─── RECORD LIST ───

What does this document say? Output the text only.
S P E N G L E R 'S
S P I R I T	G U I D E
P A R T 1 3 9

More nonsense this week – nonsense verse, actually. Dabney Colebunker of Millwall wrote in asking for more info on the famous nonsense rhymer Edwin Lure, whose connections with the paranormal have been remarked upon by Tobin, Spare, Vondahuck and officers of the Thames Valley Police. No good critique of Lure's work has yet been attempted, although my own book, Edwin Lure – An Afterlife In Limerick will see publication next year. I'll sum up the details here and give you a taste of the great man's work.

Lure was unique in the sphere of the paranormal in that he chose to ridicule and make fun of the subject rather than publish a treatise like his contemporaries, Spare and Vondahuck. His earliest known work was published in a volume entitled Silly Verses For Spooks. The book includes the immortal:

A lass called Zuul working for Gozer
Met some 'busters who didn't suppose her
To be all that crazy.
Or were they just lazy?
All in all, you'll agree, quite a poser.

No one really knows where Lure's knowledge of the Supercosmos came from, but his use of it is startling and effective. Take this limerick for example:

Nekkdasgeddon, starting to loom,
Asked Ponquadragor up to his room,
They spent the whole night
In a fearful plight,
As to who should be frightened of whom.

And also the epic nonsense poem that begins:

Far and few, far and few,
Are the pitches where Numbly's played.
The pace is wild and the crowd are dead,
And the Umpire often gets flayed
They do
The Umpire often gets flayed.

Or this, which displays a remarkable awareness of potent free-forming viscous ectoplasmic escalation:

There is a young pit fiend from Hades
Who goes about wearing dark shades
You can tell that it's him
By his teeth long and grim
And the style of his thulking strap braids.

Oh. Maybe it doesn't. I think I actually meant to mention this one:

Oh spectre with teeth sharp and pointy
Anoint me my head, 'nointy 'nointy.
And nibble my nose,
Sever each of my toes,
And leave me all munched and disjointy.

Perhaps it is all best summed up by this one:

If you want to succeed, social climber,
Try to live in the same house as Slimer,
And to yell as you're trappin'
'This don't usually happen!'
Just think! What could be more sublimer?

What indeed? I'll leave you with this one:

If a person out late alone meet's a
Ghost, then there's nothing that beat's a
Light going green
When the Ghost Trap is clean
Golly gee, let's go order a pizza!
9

───

### REQUEST
For each line of the listing that holds the word "think", show that line.

### THE RESULT
Oh. Maybe it doesn't. I think I actually meant to mention this one:
Just think! What could be more sublimer?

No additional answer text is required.